*** INPUT RECORDS
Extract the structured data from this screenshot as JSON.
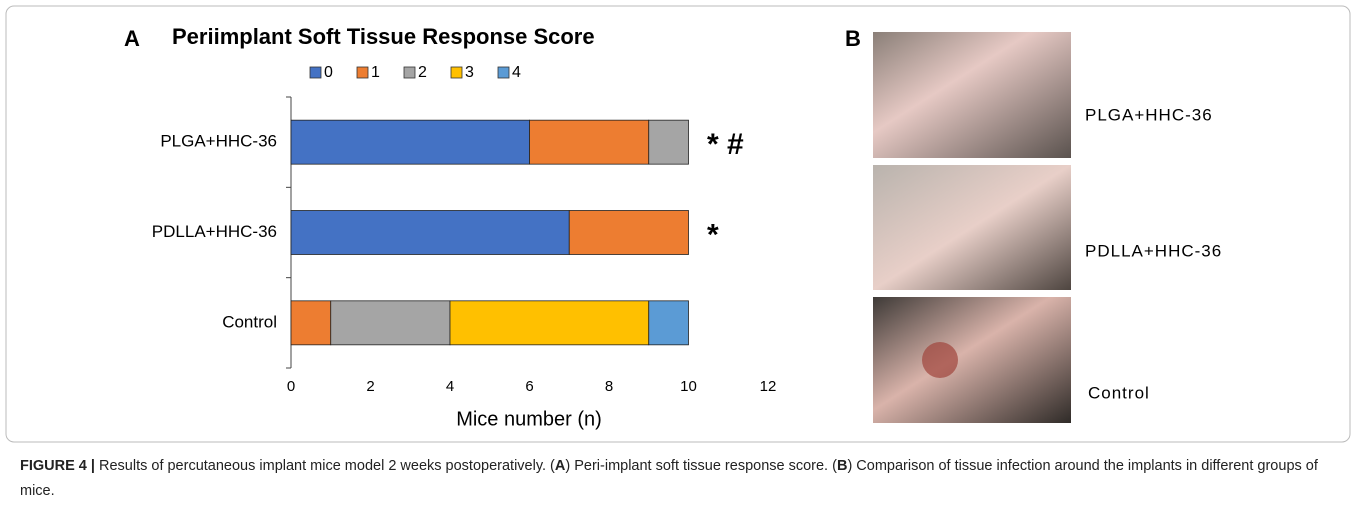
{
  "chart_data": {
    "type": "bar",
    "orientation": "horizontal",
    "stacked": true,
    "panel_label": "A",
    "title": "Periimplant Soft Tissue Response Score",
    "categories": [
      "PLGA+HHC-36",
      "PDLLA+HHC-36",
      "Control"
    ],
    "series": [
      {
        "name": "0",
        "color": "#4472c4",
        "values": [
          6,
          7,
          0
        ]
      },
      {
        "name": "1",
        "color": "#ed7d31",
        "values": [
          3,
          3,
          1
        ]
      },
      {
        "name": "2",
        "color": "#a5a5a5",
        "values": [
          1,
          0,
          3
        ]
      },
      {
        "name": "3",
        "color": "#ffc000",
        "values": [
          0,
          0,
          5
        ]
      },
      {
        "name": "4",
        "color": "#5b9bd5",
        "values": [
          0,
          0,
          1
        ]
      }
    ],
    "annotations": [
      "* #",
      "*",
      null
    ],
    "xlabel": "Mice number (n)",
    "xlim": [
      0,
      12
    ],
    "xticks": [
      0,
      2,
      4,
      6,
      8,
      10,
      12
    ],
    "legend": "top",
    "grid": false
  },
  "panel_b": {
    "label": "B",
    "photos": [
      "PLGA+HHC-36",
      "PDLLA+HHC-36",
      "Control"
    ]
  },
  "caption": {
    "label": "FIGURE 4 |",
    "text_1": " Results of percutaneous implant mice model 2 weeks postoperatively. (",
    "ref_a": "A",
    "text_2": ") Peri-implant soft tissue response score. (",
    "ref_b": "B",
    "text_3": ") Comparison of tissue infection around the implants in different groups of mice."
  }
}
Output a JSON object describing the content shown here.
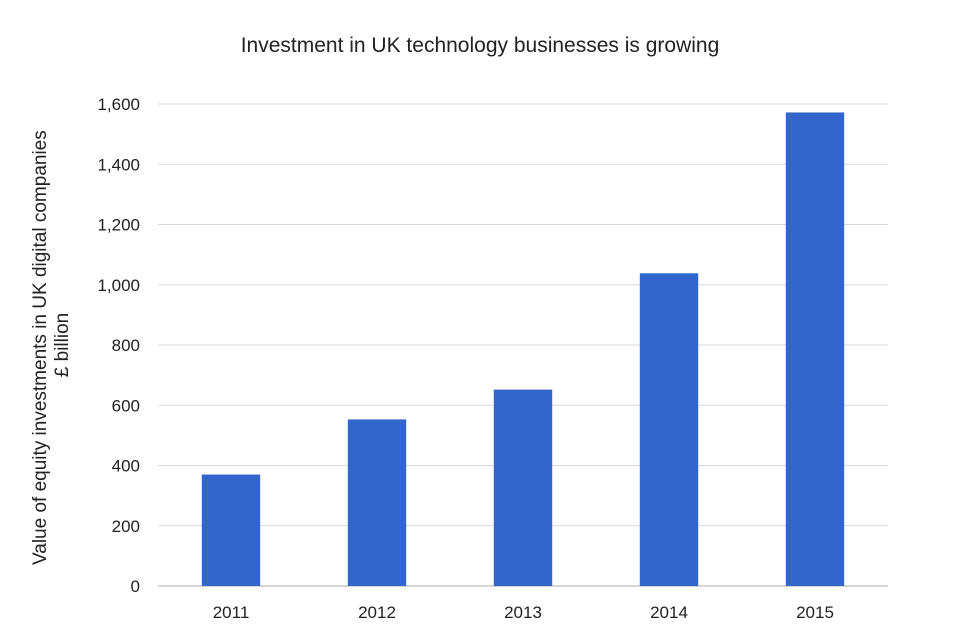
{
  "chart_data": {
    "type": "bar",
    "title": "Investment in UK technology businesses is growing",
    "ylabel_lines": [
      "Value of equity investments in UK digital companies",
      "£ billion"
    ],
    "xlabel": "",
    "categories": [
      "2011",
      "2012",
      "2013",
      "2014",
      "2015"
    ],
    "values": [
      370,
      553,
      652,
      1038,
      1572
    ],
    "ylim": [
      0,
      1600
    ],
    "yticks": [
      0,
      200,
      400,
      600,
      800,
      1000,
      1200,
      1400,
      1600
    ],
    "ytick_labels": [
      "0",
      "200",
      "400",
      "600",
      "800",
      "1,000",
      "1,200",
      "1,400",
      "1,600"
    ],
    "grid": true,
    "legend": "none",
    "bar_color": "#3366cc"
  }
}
******
*** INPUT RECORDS
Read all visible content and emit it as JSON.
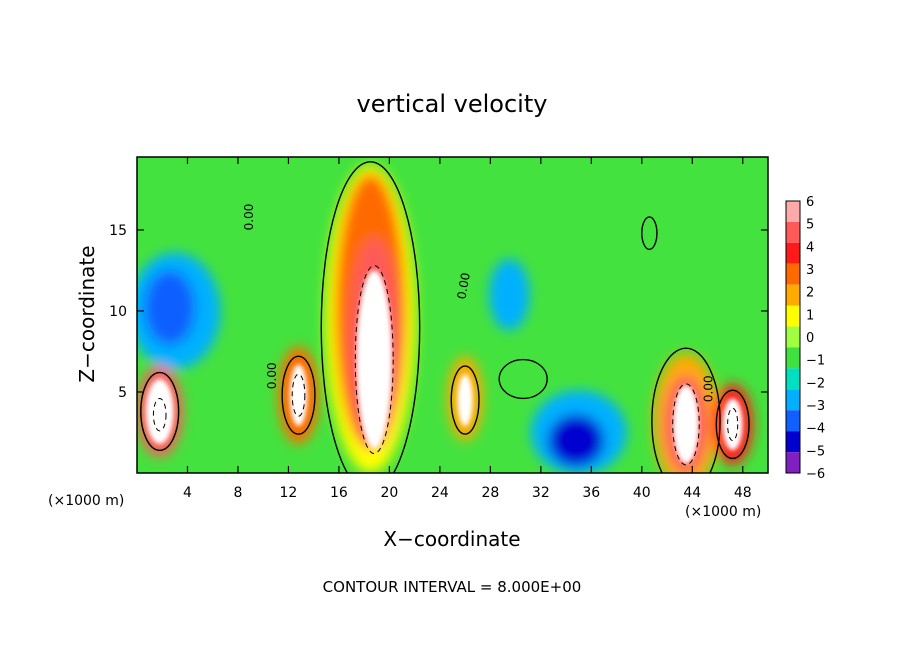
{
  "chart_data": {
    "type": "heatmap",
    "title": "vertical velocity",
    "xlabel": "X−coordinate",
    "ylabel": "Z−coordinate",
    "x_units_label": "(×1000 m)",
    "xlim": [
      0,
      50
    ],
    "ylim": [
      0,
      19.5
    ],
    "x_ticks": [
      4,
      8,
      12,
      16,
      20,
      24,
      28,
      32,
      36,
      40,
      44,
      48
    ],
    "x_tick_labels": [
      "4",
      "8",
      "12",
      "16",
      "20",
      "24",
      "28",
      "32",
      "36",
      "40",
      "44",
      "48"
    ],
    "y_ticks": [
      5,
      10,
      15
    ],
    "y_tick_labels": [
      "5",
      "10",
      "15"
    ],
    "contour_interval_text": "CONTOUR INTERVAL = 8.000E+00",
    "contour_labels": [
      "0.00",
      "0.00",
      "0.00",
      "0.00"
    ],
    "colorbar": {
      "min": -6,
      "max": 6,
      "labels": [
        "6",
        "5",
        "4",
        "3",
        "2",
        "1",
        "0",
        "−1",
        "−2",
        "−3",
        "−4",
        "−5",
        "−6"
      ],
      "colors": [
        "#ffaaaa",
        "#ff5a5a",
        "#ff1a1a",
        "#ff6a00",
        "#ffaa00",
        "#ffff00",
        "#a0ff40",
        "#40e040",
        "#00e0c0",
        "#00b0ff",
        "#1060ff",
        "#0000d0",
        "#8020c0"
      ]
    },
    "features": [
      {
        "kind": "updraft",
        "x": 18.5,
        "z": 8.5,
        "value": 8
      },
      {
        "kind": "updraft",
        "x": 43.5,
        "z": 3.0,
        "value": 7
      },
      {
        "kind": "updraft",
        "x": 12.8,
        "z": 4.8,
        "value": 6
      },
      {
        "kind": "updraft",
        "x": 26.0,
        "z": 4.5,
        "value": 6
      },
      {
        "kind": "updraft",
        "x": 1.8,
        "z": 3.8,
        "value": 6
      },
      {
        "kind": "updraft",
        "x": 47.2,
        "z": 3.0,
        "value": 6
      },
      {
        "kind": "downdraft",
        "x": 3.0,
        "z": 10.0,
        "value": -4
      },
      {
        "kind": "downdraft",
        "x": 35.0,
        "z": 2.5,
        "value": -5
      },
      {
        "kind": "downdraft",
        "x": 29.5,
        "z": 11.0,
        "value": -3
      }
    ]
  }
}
******
**YOUR GOAL**
State how many lines above contain the string "JSON", with no other words.

**WRITTEN ANSWER**
3